--- START ---
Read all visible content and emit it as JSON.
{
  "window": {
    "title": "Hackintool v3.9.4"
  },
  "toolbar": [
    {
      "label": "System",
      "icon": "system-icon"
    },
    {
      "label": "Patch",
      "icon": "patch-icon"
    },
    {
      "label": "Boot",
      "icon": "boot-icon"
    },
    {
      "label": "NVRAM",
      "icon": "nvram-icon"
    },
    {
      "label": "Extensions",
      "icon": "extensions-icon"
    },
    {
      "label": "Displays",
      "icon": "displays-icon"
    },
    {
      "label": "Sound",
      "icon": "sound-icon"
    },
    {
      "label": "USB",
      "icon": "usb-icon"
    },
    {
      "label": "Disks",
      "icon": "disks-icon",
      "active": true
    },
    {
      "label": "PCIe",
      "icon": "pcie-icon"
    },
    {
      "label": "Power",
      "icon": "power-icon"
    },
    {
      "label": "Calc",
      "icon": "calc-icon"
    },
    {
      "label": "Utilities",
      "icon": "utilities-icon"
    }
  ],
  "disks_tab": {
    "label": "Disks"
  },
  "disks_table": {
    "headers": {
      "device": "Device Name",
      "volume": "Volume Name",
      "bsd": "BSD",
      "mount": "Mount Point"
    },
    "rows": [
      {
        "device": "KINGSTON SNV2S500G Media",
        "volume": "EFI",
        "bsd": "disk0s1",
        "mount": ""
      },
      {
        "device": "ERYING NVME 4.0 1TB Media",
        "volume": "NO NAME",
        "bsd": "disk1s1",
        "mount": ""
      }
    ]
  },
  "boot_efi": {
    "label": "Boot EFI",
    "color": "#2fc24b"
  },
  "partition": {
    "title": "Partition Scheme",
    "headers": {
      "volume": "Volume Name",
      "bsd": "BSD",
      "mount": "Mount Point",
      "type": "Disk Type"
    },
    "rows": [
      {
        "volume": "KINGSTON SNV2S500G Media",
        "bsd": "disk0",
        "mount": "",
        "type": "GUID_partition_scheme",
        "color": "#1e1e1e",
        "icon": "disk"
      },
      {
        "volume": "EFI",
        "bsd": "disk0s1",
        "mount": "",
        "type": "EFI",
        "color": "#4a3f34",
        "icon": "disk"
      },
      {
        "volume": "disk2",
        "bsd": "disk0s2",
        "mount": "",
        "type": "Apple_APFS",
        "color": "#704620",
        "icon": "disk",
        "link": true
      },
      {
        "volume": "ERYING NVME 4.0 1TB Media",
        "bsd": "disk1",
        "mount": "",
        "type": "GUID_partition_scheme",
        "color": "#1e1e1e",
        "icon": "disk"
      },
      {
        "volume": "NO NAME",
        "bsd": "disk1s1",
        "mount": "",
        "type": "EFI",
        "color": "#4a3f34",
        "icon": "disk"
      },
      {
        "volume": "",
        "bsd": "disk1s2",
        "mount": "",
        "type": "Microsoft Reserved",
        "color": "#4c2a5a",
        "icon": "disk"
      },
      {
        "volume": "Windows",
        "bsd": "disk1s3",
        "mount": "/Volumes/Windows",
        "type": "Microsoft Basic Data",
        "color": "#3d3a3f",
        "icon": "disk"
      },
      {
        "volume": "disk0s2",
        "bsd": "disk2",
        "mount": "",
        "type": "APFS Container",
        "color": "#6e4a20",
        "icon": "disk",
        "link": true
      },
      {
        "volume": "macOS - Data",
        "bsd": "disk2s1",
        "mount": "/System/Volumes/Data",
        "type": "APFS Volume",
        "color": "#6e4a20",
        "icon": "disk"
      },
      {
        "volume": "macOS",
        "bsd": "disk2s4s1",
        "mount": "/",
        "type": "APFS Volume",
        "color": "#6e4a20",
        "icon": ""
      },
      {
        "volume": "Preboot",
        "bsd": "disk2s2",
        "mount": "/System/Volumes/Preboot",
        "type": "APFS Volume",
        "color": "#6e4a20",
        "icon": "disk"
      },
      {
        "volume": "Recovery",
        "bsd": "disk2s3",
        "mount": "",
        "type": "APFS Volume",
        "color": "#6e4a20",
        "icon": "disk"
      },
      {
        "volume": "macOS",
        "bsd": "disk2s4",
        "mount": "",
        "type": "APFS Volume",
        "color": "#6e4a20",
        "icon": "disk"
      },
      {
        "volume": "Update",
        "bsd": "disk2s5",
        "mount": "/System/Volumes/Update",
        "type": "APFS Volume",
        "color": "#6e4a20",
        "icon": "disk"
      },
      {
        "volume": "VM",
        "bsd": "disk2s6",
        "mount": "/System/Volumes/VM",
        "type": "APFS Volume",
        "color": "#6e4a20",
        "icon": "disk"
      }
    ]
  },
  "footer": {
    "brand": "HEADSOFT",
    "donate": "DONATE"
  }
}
--- END ---
▶ **Challenge**
Each line must be given again exactly as written above.

▶ **Response for this exercise**
Read all visible content and emit it as JSON.
{
  "window": {
    "title": "Hackintool v3.9.4"
  },
  "toolbar": [
    {
      "label": "System",
      "icon": "system-icon"
    },
    {
      "label": "Patch",
      "icon": "patch-icon"
    },
    {
      "label": "Boot",
      "icon": "boot-icon"
    },
    {
      "label": "NVRAM",
      "icon": "nvram-icon"
    },
    {
      "label": "Extensions",
      "icon": "extensions-icon"
    },
    {
      "label": "Displays",
      "icon": "displays-icon"
    },
    {
      "label": "Sound",
      "icon": "sound-icon"
    },
    {
      "label": "USB",
      "icon": "usb-icon"
    },
    {
      "label": "Disks",
      "icon": "disks-icon",
      "active": true
    },
    {
      "label": "PCIe",
      "icon": "pcie-icon"
    },
    {
      "label": "Power",
      "icon": "power-icon"
    },
    {
      "label": "Calc",
      "icon": "calc-icon"
    },
    {
      "label": "Utilities",
      "icon": "utilities-icon"
    }
  ],
  "disks_tab": {
    "label": "Disks"
  },
  "disks_table": {
    "headers": {
      "device": "Device Name",
      "volume": "Volume Name",
      "bsd": "BSD",
      "mount": "Mount Point"
    },
    "rows": [
      {
        "device": "KINGSTON SNV2S500G Media",
        "volume": "EFI",
        "bsd": "disk0s1",
        "mount": ""
      },
      {
        "device": "ERYING NVME 4.0 1TB Media",
        "volume": "NO NAME",
        "bsd": "disk1s1",
        "mount": ""
      }
    ]
  },
  "boot_efi": {
    "label": "Boot EFI",
    "color": "#2fc24b"
  },
  "partition": {
    "title": "Partition Scheme",
    "headers": {
      "volume": "Volume Name",
      "bsd": "BSD",
      "mount": "Mount Point",
      "type": "Disk Type"
    },
    "rows": [
      {
        "volume": "KINGSTON SNV2S500G Media",
        "bsd": "disk0",
        "mount": "",
        "type": "GUID_partition_scheme",
        "color": "#1e1e1e",
        "icon": "disk"
      },
      {
        "volume": "EFI",
        "bsd": "disk0s1",
        "mount": "",
        "type": "EFI",
        "color": "#4a3f34",
        "icon": "disk"
      },
      {
        "volume": "disk2",
        "bsd": "disk0s2",
        "mount": "",
        "type": "Apple_APFS",
        "color": "#704620",
        "icon": "disk",
        "link": true
      },
      {
        "volume": "ERYING NVME 4.0 1TB Media",
        "bsd": "disk1",
        "mount": "",
        "type": "GUID_partition_scheme",
        "color": "#1e1e1e",
        "icon": "disk"
      },
      {
        "volume": "NO NAME",
        "bsd": "disk1s1",
        "mount": "",
        "type": "EFI",
        "color": "#4a3f34",
        "icon": "disk"
      },
      {
        "volume": "",
        "bsd": "disk1s2",
        "mount": "",
        "type": "Microsoft Reserved",
        "color": "#4c2a5a",
        "icon": "disk"
      },
      {
        "volume": "Windows",
        "bsd": "disk1s3",
        "mount": "/Volumes/Windows",
        "type": "Microsoft Basic Data",
        "color": "#3d3a3f",
        "icon": "disk"
      },
      {
        "volume": "disk0s2",
        "bsd": "disk2",
        "mount": "",
        "type": "APFS Container",
        "color": "#6e4a20",
        "icon": "disk",
        "link": true
      },
      {
        "volume": "macOS - Data",
        "bsd": "disk2s1",
        "mount": "/System/Volumes/Data",
        "type": "APFS Volume",
        "color": "#6e4a20",
        "icon": "disk"
      },
      {
        "volume": "macOS",
        "bsd": "disk2s4s1",
        "mount": "/",
        "type": "APFS Volume",
        "color": "#6e4a20",
        "icon": ""
      },
      {
        "volume": "Preboot",
        "bsd": "disk2s2",
        "mount": "/System/Volumes/Preboot",
        "type": "APFS Volume",
        "color": "#6e4a20",
        "icon": "disk"
      },
      {
        "volume": "Recovery",
        "bsd": "disk2s3",
        "mount": "",
        "type": "APFS Volume",
        "color": "#6e4a20",
        "icon": "disk"
      },
      {
        "volume": "macOS",
        "bsd": "disk2s4",
        "mount": "",
        "type": "APFS Volume",
        "color": "#6e4a20",
        "icon": "disk"
      },
      {
        "volume": "Update",
        "bsd": "disk2s5",
        "mount": "/System/Volumes/Update",
        "type": "APFS Volume",
        "color": "#6e4a20",
        "icon": "disk"
      },
      {
        "volume": "VM",
        "bsd": "disk2s6",
        "mount": "/System/Volumes/VM",
        "type": "APFS Volume",
        "color": "#6e4a20",
        "icon": "disk"
      }
    ]
  },
  "footer": {
    "brand": "HEADSOFT",
    "donate": "DONATE"
  }
}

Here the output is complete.